**Task directions**: Scan the material for the word "construction", and copy each line where it shows up.

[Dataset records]

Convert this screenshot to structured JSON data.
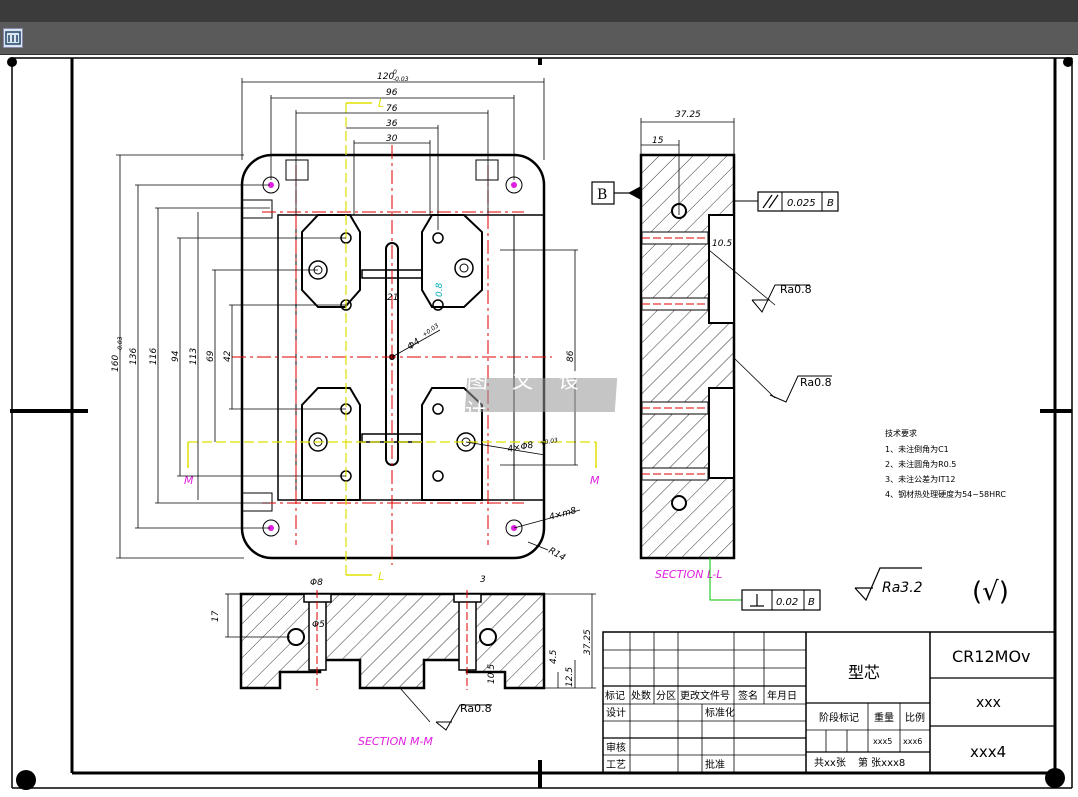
{
  "toolbar": {
    "icon": "tool-icon"
  },
  "watermark": {
    "text": "图 文 设 计"
  },
  "dims": {
    "w120": "120",
    "w120_tol_up": "0",
    "w120_tol_dn": "-0.03",
    "w96": "96",
    "w76": "76",
    "w36": "36",
    "w30": "30",
    "h160": "160",
    "h160_tol": "-0.03",
    "h136": "136",
    "h116": "116",
    "h94": "94",
    "h113": "113",
    "h69": "69",
    "h42": "42",
    "h86": "86",
    "w21": "21",
    "phi4": "Φ4",
    "phi4_tol": "+0.03",
    "phi8": "4×Φ8",
    "phi8_tol": "+0.03",
    "m8": "4×m8",
    "r14": "R14",
    "r08": "0.8",
    "side_w": "37.25",
    "side_15": "15",
    "side_105": "10.5",
    "bot_phi8": "Φ8",
    "bot_phi5": "Φ5",
    "bot_3": "3",
    "bot_17": "17",
    "bot_3725": "37.25",
    "bot_125": "12.5",
    "bot_45": "4.5",
    "bot_105": "10.5"
  },
  "labels": {
    "datum_b": "B",
    "parallel_val": "0.025",
    "parallel_ref": "B",
    "perp_val": "0.02",
    "perp_ref": "B",
    "ra1": "Ra0.8",
    "ra2": "Ra0.8",
    "ra3": "Ra0.8",
    "ra_main": "Ra3.2",
    "ra_paren": "(√)",
    "sec_ll": "SECTION L-L",
    "sec_mm": "SECTION M-M",
    "L_top": "L",
    "L_bot": "L",
    "M_left": "M",
    "M_right": "M"
  },
  "tech": {
    "title": "技术要求",
    "items": [
      "1、未注倒角为C1",
      "2、未注圆角为R0.5",
      "3、未注公差为IT12",
      "4、钢材热处理硬度为54~58HRC"
    ]
  },
  "title_block": {
    "part_name": "型芯",
    "material": "CR12MOv",
    "org": "xxx",
    "drawing_no": "xxx4",
    "h_mark": "标记",
    "h_count": "处数",
    "h_zone": "分区",
    "h_docno": "更改文件号",
    "h_sign": "签名",
    "h_date": "年月日",
    "r_design": "设计",
    "r_std": "标准化",
    "r_review": "审核",
    "r_process": "工艺",
    "r_approve": "批准",
    "stage": "阶段标记",
    "weight": "重量",
    "scale": "比例",
    "weight_val": "xxx5",
    "scale_val": "xxx6",
    "sheets": "共xx张",
    "sheet_no": "第 张xxx8"
  }
}
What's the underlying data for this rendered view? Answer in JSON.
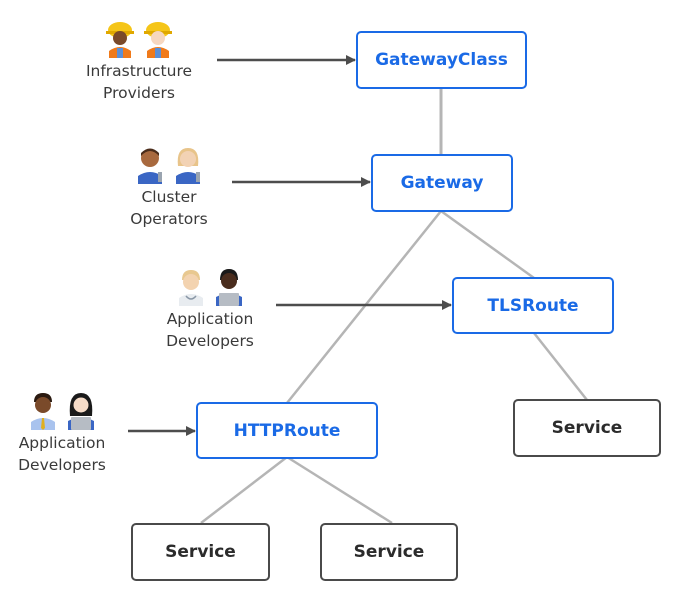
{
  "diagram": {
    "nodes": {
      "gatewayclass": "GatewayClass",
      "gateway": "Gateway",
      "tlsroute": "TLSRoute",
      "httproute": "HTTPRoute",
      "service_tls": "Service",
      "service_http_1": "Service",
      "service_http_2": "Service"
    },
    "actors": {
      "infra": {
        "line1": "Infrastructure",
        "line2": "Providers",
        "icons": [
          "construction-worker-woman-icon",
          "construction-worker-man-icon"
        ]
      },
      "cluster": {
        "line1": "Cluster",
        "line2": "Operators",
        "icons": [
          "mechanic-man-icon",
          "mechanic-woman-icon"
        ]
      },
      "app_tls": {
        "line1": "Application",
        "line2": "Developers",
        "icons": [
          "health-worker-icon",
          "technologist-icon"
        ]
      },
      "app_http": {
        "line1": "Application",
        "line2": "Developers",
        "icons": [
          "office-worker-man-icon",
          "technologist-woman-icon"
        ]
      }
    },
    "colors": {
      "accent": "#1a6ae6",
      "service_border": "#4a4a4a",
      "connector": "#b5b5b5",
      "arrow": "#4d4d4d"
    }
  }
}
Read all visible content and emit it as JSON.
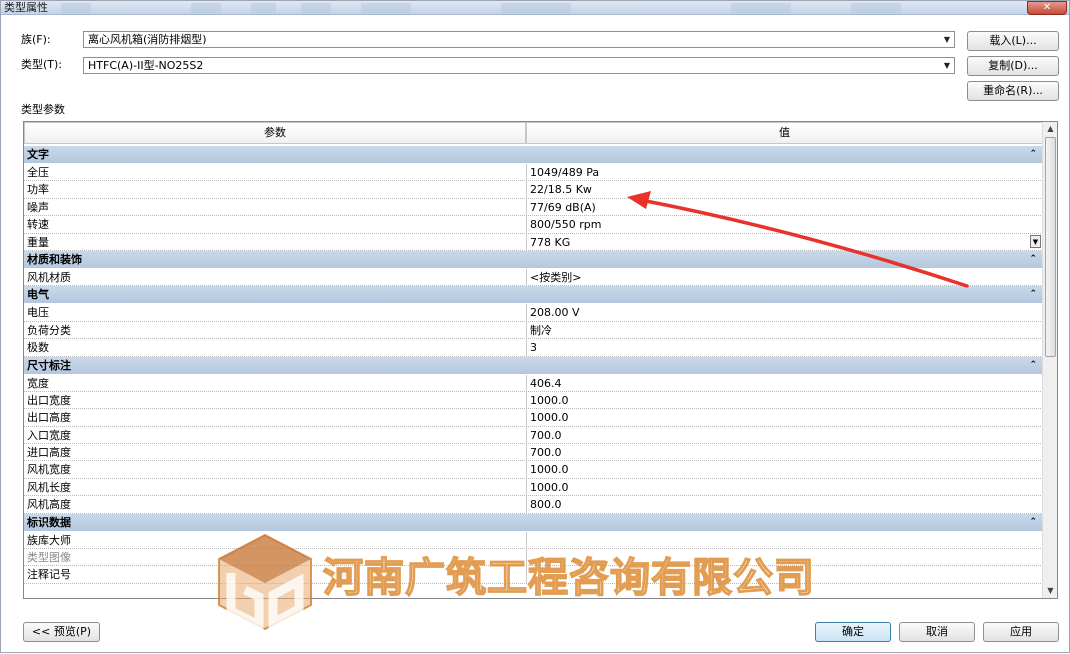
{
  "window": {
    "title": "类型属性",
    "close_glyph": "✕"
  },
  "family": {
    "label": "族(F):",
    "value": "离心风机箱(消防排烟型)"
  },
  "type": {
    "label": "类型(T):",
    "value": "HTFC(A)-II型-NO25S2"
  },
  "buttons": {
    "load": "载入(L)...",
    "duplicate": "复制(D)...",
    "rename": "重命名(R)...",
    "preview": "<< 预览(P)",
    "ok": "确定",
    "cancel": "取消",
    "apply": "应用"
  },
  "section_label": "类型参数",
  "grid": {
    "col_param": "参数",
    "col_value": "值",
    "groups": [
      {
        "name": "文字",
        "rows": [
          {
            "param": "全压",
            "value": "1049/489 Pa"
          },
          {
            "param": "功率",
            "value": "22/18.5 Kw"
          },
          {
            "param": "噪声",
            "value": "77/69 dB(A)"
          },
          {
            "param": "转速",
            "value": "800/550 rpm"
          },
          {
            "param": "重量",
            "value": "778 KG"
          }
        ]
      },
      {
        "name": "材质和装饰",
        "rows": [
          {
            "param": "风机材质",
            "value": "<按类别>"
          }
        ]
      },
      {
        "name": "电气",
        "rows": [
          {
            "param": "电压",
            "value": "208.00 V"
          },
          {
            "param": "负荷分类",
            "value": "制冷"
          },
          {
            "param": "极数",
            "value": "3"
          }
        ]
      },
      {
        "name": "尺寸标注",
        "rows": [
          {
            "param": "宽度",
            "value": "406.4"
          },
          {
            "param": "出口宽度",
            "value": "1000.0"
          },
          {
            "param": "出口高度",
            "value": "1000.0"
          },
          {
            "param": "入口宽度",
            "value": "700.0"
          },
          {
            "param": "进口高度",
            "value": "700.0"
          },
          {
            "param": "风机宽度",
            "value": "1000.0"
          },
          {
            "param": "风机长度",
            "value": "1000.0"
          },
          {
            "param": "风机高度",
            "value": "800.0"
          }
        ]
      },
      {
        "name": "标识数据",
        "rows": [
          {
            "param": "族库大师",
            "value": ""
          },
          {
            "param": "类型图像",
            "value": ""
          },
          {
            "param": "注释记号",
            "value": ""
          }
        ]
      }
    ]
  },
  "watermark": {
    "text": "河南广筑工程咨询有限公司"
  },
  "icons": {
    "dropdown": "chevron-down-icon",
    "collapse": "double-chevron-up-icon",
    "scroll_up": "scroll-up-icon",
    "scroll_down": "scroll-down-icon"
  },
  "colors": {
    "group_header": "#b9cbe0",
    "annotation_arrow": "#e8322a",
    "default_button": "#3c7fb1"
  }
}
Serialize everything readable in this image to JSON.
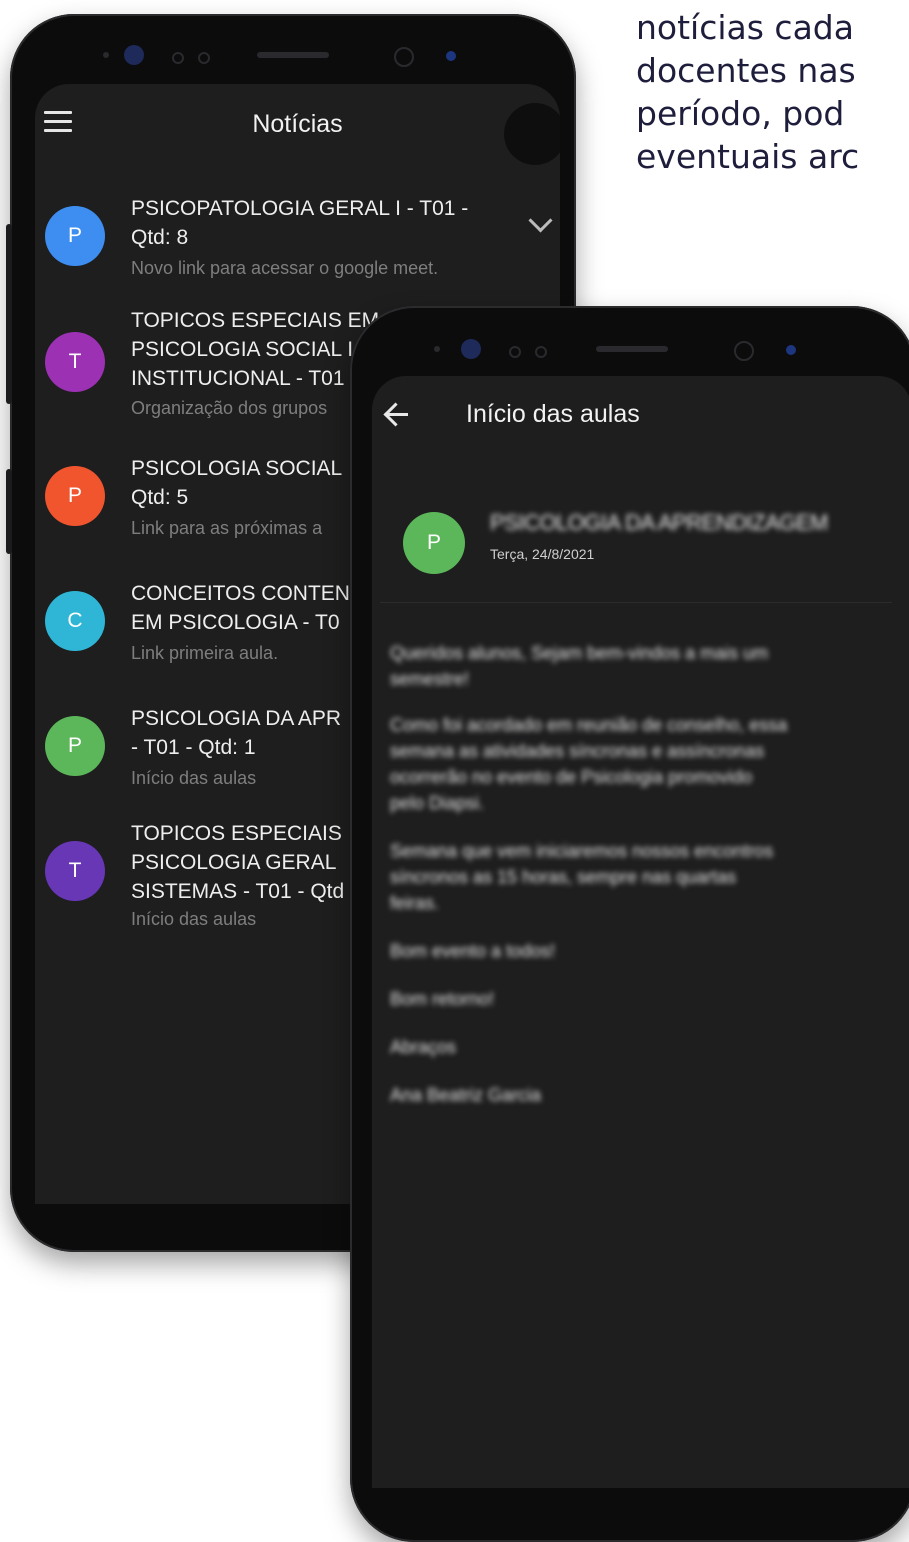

**The solution**:
          "construction-worker-woman-icon",
          "construction-worker-man-icon"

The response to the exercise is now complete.